*Goal*
Copy out the data lines word for word, beginning with the line that contains "no3-point: [522, 331, 535, 344]" and continuing through the line that contains "nh4-point: [656, 444, 669, 457]", both included.

# # # # # # #

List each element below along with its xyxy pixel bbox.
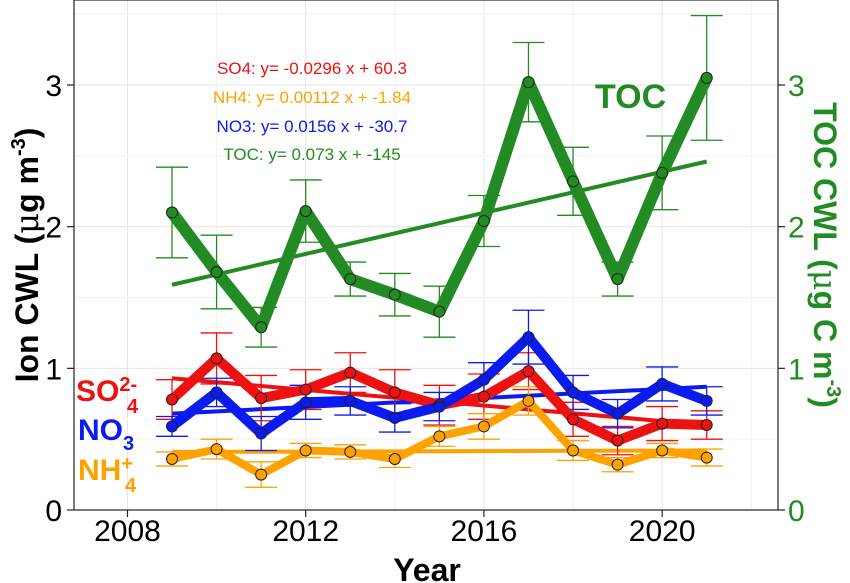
no3-point: [522, 331, 535, 344]
axes-ticks: 2008 2012 2016 2020 0 1 2 3 0 1 2 3: [45, 70, 804, 548]
toc-trend-line: [171, 159, 708, 287]
x-tick-label: 2020: [629, 515, 696, 548]
toc-point: [388, 288, 401, 301]
so4-point: [255, 392, 268, 405]
no3-annotation: NO3: [78, 414, 134, 455]
toc-point: [344, 273, 357, 286]
so4-point: [656, 417, 669, 430]
x-axis-title: Year: [393, 552, 461, 583]
y2-tick-label: 3: [788, 70, 805, 103]
x-tick-label: 2008: [94, 515, 161, 548]
equation-label: SO4: y= -0.0296 x + 60.3: [217, 59, 407, 78]
no3-point: [433, 400, 446, 413]
so4-point: [210, 352, 223, 365]
so4-point: [166, 393, 179, 406]
equation-label: TOC: y= 0.073 x + -145: [223, 145, 400, 164]
y2-tick-label: 2: [788, 212, 805, 245]
y2-tick-label: 0: [788, 495, 805, 528]
plot-border: [73, 0, 779, 511]
toc-point: [166, 206, 179, 219]
so4-point: [477, 390, 490, 403]
nh4-point: [299, 444, 312, 457]
nh4-point: [344, 445, 357, 458]
toc-point: [255, 321, 268, 334]
no3-point: [299, 396, 312, 409]
y-tick-label: 2: [45, 212, 62, 245]
nh4-point: [522, 394, 535, 407]
so4-point: [388, 386, 401, 399]
y-tick-label: 0: [45, 495, 62, 528]
nh4-point: [210, 443, 223, 456]
no3-point: [700, 394, 713, 407]
toc-point: [611, 273, 624, 286]
so4-point: [611, 434, 624, 447]
so4-point: [700, 419, 713, 431]
nh4-annotation: NH+ 4: [78, 453, 137, 497]
toc-annotation: TOC: [595, 78, 666, 116]
grid: [74, 0, 778, 510]
nh4-point: [433, 430, 446, 443]
x-tick-label: 2016: [451, 515, 518, 548]
so4-point: [567, 413, 580, 426]
y-tick-label: 3: [45, 70, 62, 103]
toc-point: [477, 215, 490, 227]
no3-point: [255, 427, 268, 440]
toc-point: [656, 166, 669, 179]
so4-annotation: SO2-4: [76, 374, 139, 418]
nh4-point: [656, 444, 669, 457]
toc-point: [567, 175, 580, 188]
y2-tick-label: 1: [788, 353, 805, 386]
nh4-point: [611, 458, 624, 471]
nh4-point: [388, 453, 401, 465]
toc-point: [700, 71, 713, 84]
y2-axis-title: TOC CWL (μg C m-3): [806, 102, 844, 408]
y-axis-title: Ion CWL (μg m-3): [8, 128, 46, 383]
nh4-point: [477, 420, 490, 433]
nh4-point: [700, 451, 713, 464]
no3-point: [567, 386, 580, 399]
so4-point: [522, 365, 535, 378]
toc-point: [299, 205, 312, 218]
no3-point: [656, 377, 669, 390]
equation-label: NH4: y= 0.00112 x + -1.84: [213, 88, 411, 107]
x-tick-label: 2012: [272, 515, 339, 548]
so4-point: [299, 383, 312, 396]
no3-point: [210, 386, 223, 399]
no3-point: [344, 394, 357, 407]
nh4-point: [567, 444, 580, 457]
no3-point: [388, 411, 401, 424]
toc-point: [210, 266, 223, 278]
no3-point: [166, 420, 179, 433]
equation-label: NO3: y= 0.0156 x + -30.7: [217, 117, 408, 136]
equations: SO4: y= -0.0296 x + 60.3 NH4: y= 0.00112 …: [213, 59, 411, 164]
no3-point: [611, 407, 624, 420]
toc-point: [522, 76, 535, 89]
no3-point: [477, 373, 490, 386]
so4-point: [344, 366, 357, 379]
y-tick-label: 1: [45, 353, 62, 386]
nh4-point: [166, 453, 179, 465]
data-points: [166, 71, 713, 481]
toc-point: [433, 305, 446, 318]
nh4-point: [255, 468, 268, 481]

# # # # # # #

*Response to the task*
no3-point: [522, 331, 535, 344]
axes-ticks: 2008 2012 2016 2020 0 1 2 3 0 1 2 3: [45, 70, 804, 548]
toc-trend-line: [171, 159, 708, 287]
x-tick-label: 2020: [629, 515, 696, 548]
toc-point: [388, 288, 401, 301]
so4-point: [255, 392, 268, 405]
no3-annotation: NO3: [78, 414, 134, 455]
toc-point: [344, 273, 357, 286]
so4-point: [656, 417, 669, 430]
x-axis-title: Year: [393, 552, 461, 583]
y2-tick-label: 3: [788, 70, 805, 103]
x-tick-label: 2008: [94, 515, 161, 548]
equation-label: SO4: y= -0.0296 x + 60.3: [217, 59, 407, 78]
no3-point: [433, 400, 446, 413]
so4-point: [210, 352, 223, 365]
so4-point: [166, 393, 179, 406]
equation-label: TOC: y= 0.073 x + -145: [223, 145, 400, 164]
y2-tick-label: 2: [788, 212, 805, 245]
y2-tick-label: 0: [788, 495, 805, 528]
plot-border: [73, 0, 779, 511]
toc-point: [166, 206, 179, 219]
so4-point: [477, 390, 490, 403]
nh4-point: [299, 444, 312, 457]
nh4-point: [344, 445, 357, 458]
toc-point: [255, 321, 268, 334]
no3-point: [299, 396, 312, 409]
y-tick-label: 2: [45, 212, 62, 245]
nh4-point: [522, 394, 535, 407]
so4-point: [388, 386, 401, 399]
y-tick-label: 0: [45, 495, 62, 528]
nh4-point: [210, 443, 223, 456]
no3-point: [700, 394, 713, 407]
toc-point: [611, 273, 624, 286]
so4-point: [611, 434, 624, 447]
so4-point: [700, 419, 713, 431]
nh4-annotation: NH+ 4: [78, 453, 137, 497]
toc-annotation: TOC: [595, 78, 666, 116]
grid: [74, 0, 778, 510]
nh4-point: [433, 430, 446, 443]
x-tick-label: 2016: [451, 515, 518, 548]
so4-point: [567, 413, 580, 426]
y-tick-label: 3: [45, 70, 62, 103]
toc-point: [477, 215, 490, 227]
no3-point: [255, 427, 268, 440]
toc-point: [656, 166, 669, 179]
so4-annotation: SO2-4: [76, 374, 139, 418]
nh4-point: [656, 444, 669, 457]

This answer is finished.